══ RECORDS FOR THIS TASK ══
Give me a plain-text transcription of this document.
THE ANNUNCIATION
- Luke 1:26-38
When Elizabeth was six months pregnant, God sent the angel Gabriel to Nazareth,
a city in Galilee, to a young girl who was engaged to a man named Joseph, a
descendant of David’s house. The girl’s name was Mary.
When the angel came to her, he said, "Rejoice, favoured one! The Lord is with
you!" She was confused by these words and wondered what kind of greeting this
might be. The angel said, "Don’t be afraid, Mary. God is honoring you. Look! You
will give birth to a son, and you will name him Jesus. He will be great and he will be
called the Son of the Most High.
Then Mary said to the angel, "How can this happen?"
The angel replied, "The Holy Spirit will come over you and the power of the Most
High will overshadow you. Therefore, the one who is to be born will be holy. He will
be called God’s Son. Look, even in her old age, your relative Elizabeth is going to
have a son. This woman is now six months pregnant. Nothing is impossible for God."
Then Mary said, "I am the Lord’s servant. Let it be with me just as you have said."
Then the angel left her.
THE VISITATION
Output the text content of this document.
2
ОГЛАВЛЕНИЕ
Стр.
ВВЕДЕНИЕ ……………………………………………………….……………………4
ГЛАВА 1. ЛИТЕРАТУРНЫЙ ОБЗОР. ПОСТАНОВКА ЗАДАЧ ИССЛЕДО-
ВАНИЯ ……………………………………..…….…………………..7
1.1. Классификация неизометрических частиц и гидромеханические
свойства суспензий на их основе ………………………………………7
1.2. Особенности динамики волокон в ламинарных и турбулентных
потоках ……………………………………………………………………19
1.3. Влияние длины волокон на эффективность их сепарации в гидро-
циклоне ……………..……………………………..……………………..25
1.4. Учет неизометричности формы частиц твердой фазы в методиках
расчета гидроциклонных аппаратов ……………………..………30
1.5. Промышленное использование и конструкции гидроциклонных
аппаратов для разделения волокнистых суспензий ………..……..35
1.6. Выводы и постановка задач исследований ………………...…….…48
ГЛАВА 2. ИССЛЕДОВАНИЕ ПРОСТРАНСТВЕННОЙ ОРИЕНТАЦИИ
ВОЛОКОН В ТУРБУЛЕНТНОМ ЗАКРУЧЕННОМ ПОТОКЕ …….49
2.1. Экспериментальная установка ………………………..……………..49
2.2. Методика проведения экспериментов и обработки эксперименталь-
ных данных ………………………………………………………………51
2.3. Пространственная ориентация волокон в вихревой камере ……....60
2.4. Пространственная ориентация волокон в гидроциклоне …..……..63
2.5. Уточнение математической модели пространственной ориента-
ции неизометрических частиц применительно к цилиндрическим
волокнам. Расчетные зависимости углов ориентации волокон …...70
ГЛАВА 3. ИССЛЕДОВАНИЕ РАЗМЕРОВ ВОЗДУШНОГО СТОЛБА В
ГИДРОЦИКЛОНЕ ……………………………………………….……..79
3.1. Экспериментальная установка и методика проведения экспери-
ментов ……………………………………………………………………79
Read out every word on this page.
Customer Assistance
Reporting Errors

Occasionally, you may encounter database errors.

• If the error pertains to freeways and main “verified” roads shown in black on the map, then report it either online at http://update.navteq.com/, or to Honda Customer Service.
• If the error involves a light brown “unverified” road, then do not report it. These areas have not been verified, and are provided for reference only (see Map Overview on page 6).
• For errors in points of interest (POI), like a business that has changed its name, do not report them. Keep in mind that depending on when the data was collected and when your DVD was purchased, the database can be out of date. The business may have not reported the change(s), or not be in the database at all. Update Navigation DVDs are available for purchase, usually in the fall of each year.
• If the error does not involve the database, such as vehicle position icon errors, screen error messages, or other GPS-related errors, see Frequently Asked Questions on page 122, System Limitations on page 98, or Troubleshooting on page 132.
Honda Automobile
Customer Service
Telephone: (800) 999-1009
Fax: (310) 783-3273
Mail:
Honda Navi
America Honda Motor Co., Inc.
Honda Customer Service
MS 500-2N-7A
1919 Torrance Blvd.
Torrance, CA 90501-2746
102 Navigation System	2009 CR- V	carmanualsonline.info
═══
TASK REQUIREMENTS:
Tally the lines containing "document". Provide the number without any other words.

ANSWER FOR THE TASK:
2